* Start Given data *
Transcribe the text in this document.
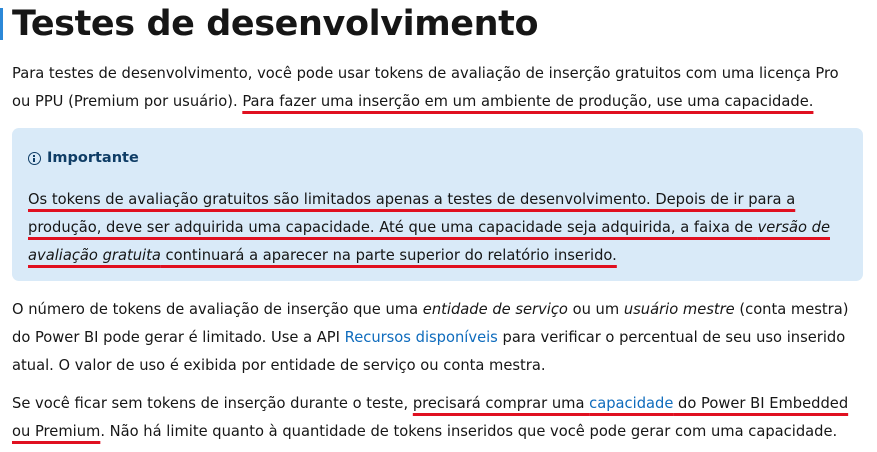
Testes de desenvolvimento

Para testes de desenvolvimento, você pode usar tokens de avaliação de inserção gratuitos com uma licença Pro ou PPU (Premium por usuário). Para fazer uma inserção em um ambiente de produção, use uma capacidade.

Importante

Os tokens de avaliação gratuitos são limitados apenas a testes de desenvolvimento. Depois de ir para a produção, deve ser adquirida uma capacidade. Até que uma capacidade seja adquirida, a faixa de versão de avaliação gratuita continuará a aparecer na parte superior do relatório inserido.

O número de tokens de avaliação de inserção que uma entidade de serviço ou um usuário mestre (conta mestra) do Power BI pode gerar é limitado. Use a API Recursos disponíveis para verificar o percentual de seu uso inserido atual. O valor de uso é exibida por entidade de serviço ou conta mestra.

Se você ficar sem tokens de inserção durante o teste, precisará comprar uma capacidade do Power BI Embedded ou Premium. Não há limite quanto à quantidade de tokens inseridos que você pode gerar com uma capacidade.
* End Given data *
• [What you should do] Do not include the images; transcribe the rest of the listing exactly.

• [Completed task]
Transcribe the text in this document.
Testes de desenvolvimento

Para testes de desenvolvimento, você pode usar tokens de avaliação de inserção gratuitos com uma licença Pro ou PPU (Premium por usuário). Para fazer uma inserção em um ambiente de produção, use uma capacidade.

Importante

Os tokens de avaliação gratuitos são limitados apenas a testes de desenvolvimento. Depois de ir para a produção, deve ser adquirida uma capacidade. Até que uma capacidade seja adquirida, a faixa de versão de avaliação gratuita continuará a aparecer na parte superior do relatório inserido.

O número de tokens de avaliação de inserção que uma entidade de serviço ou um usuário mestre (conta mestra) do Power BI pode gerar é limitado. Use a API Recursos disponíveis para verificar o percentual de seu uso inserido atual. O valor de uso é exibida por entidade de serviço ou conta mestra.

Se você ficar sem tokens de inserção durante o teste, precisará comprar uma capacidade do Power BI Embedded ou Premium. Não há limite quanto à quantidade de tokens inseridos que você pode gerar com uma capacidade.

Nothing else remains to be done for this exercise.